Task instructions:
Pictures within the data are to be left out; everything else must be reproduced exactly.

Records for the exercise:
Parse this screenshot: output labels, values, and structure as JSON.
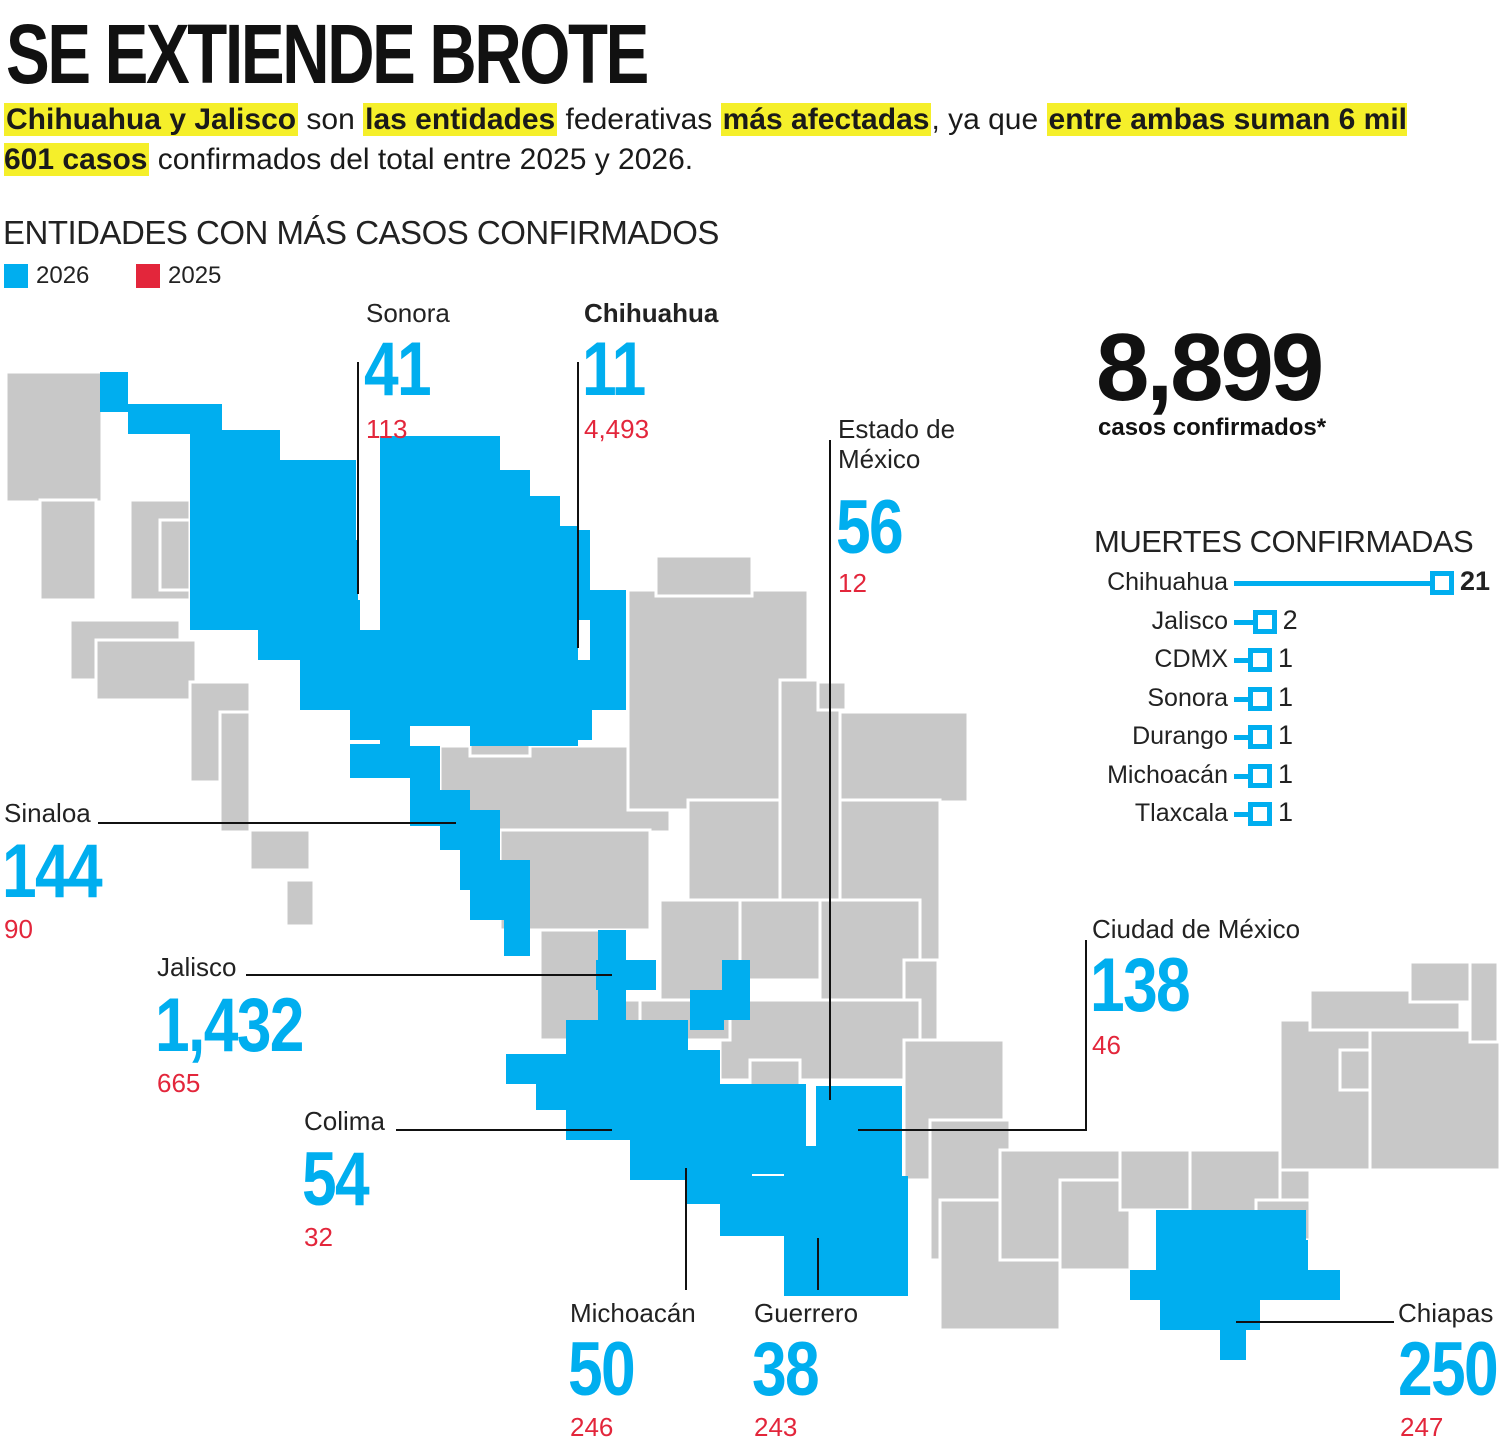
{
  "title": "SE EXTIENDE BROTE",
  "subtitle": {
    "segments": [
      {
        "text": "Chihuahua y Jalisco",
        "hl": true
      },
      {
        "text": " son ",
        "hl": false
      },
      {
        "text": "las entidades",
        "hl": true
      },
      {
        "text": " federativas ",
        "hl": false
      },
      {
        "text": "más afectadas",
        "hl": true
      },
      {
        "text": ", ya que ",
        "hl": false
      },
      {
        "text": "entre ambas suman 6 mil 601 casos",
        "hl": true
      },
      {
        "text": " confirmados del total entre 2025 y 2026.",
        "hl": false
      }
    ]
  },
  "section_title": "ENTIDADES CON MÁS CASOS CONFIRMADOS",
  "legend": [
    {
      "label": "2026",
      "color": "#00aeef"
    },
    {
      "label": "2025",
      "color": "#e3263b"
    }
  ],
  "colors": {
    "highlight": "#00aeef",
    "other": "#c8c8c8",
    "red": "#e3263b",
    "marker": "#f5ef2a"
  },
  "states": {
    "sonora": {
      "name": "Sonora",
      "v2026": "41",
      "v2025": "113"
    },
    "chihuahua": {
      "name": "Chihuahua",
      "v2026": "11",
      "v2025": "4,493"
    },
    "edomex": {
      "name": "Estado de México",
      "v2026": "56",
      "v2025": "12"
    },
    "sinaloa": {
      "name": "Sinaloa",
      "v2026": "144",
      "v2025": "90"
    },
    "jalisco": {
      "name": "Jalisco",
      "v2026": "1,432",
      "v2025": "665"
    },
    "colima": {
      "name": "Colima",
      "v2026": "54",
      "v2025": "32"
    },
    "cdmx": {
      "name": "Ciudad de México",
      "v2026": "138",
      "v2025": "46"
    },
    "michoacan": {
      "name": "Michoacán",
      "v2026": "50",
      "v2025": "246"
    },
    "guerrero": {
      "name": "Guerrero",
      "v2026": "38",
      "v2025": "243"
    },
    "chiapas": {
      "name": "Chiapas",
      "v2026": "250",
      "v2025": "247"
    }
  },
  "total": {
    "value": "8,899",
    "label": "casos confirmados*"
  },
  "deaths": {
    "title": "MUERTES CONFIRMADAS",
    "max": 21,
    "items": [
      {
        "name": "Chihuahua",
        "value": 21
      },
      {
        "name": "Jalisco",
        "value": 2
      },
      {
        "name": "CDMX",
        "value": 1
      },
      {
        "name": "Sonora",
        "value": 1
      },
      {
        "name": "Durango",
        "value": 1
      },
      {
        "name": "Michoacán",
        "value": 1
      },
      {
        "name": "Tlaxcala",
        "value": 1
      }
    ]
  }
}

Exercise answer:
Parse this screenshot: output labels, values, and structure as JSON.
{
  "title": "SE EXTIENDE BROTE",
  "subtitle": {
    "segments": [
      {
        "text": "Chihuahua y Jalisco",
        "hl": true
      },
      {
        "text": " son ",
        "hl": false
      },
      {
        "text": "las entidades",
        "hl": true
      },
      {
        "text": " federativas ",
        "hl": false
      },
      {
        "text": "más afectadas",
        "hl": true
      },
      {
        "text": ", ya que ",
        "hl": false
      },
      {
        "text": "entre ambas suman 6 mil 601 casos",
        "hl": true
      },
      {
        "text": " confirmados del total entre 2025 y 2026.",
        "hl": false
      }
    ]
  },
  "section_title": "ENTIDADES CON MÁS CASOS CONFIRMADOS",
  "legend": [
    {
      "label": "2026",
      "color": "#00aeef"
    },
    {
      "label": "2025",
      "color": "#e3263b"
    }
  ],
  "colors": {
    "highlight": "#00aeef",
    "other": "#c8c8c8",
    "red": "#e3263b",
    "marker": "#f5ef2a"
  },
  "states": {
    "sonora": {
      "name": "Sonora",
      "v2026": "41",
      "v2025": "113"
    },
    "chihuahua": {
      "name": "Chihuahua",
      "v2026": "11",
      "v2025": "4,493"
    },
    "edomex": {
      "name": "Estado de México",
      "v2026": "56",
      "v2025": "12"
    },
    "sinaloa": {
      "name": "Sinaloa",
      "v2026": "144",
      "v2025": "90"
    },
    "jalisco": {
      "name": "Jalisco",
      "v2026": "1,432",
      "v2025": "665"
    },
    "colima": {
      "name": "Colima",
      "v2026": "54",
      "v2025": "32"
    },
    "cdmx": {
      "name": "Ciudad de México",
      "v2026": "138",
      "v2025": "46"
    },
    "michoacan": {
      "name": "Michoacán",
      "v2026": "50",
      "v2025": "246"
    },
    "guerrero": {
      "name": "Guerrero",
      "v2026": "38",
      "v2025": "243"
    },
    "chiapas": {
      "name": "Chiapas",
      "v2026": "250",
      "v2025": "247"
    }
  },
  "total": {
    "value": "8,899",
    "label": "casos confirmados*"
  },
  "deaths": {
    "title": "MUERTES CONFIRMADAS",
    "max": 21,
    "items": [
      {
        "name": "Chihuahua",
        "value": 21
      },
      {
        "name": "Jalisco",
        "value": 2
      },
      {
        "name": "CDMX",
        "value": 1
      },
      {
        "name": "Sonora",
        "value": 1
      },
      {
        "name": "Durango",
        "value": 1
      },
      {
        "name": "Michoacán",
        "value": 1
      },
      {
        "name": "Tlaxcala",
        "value": 1
      }
    ]
  }
}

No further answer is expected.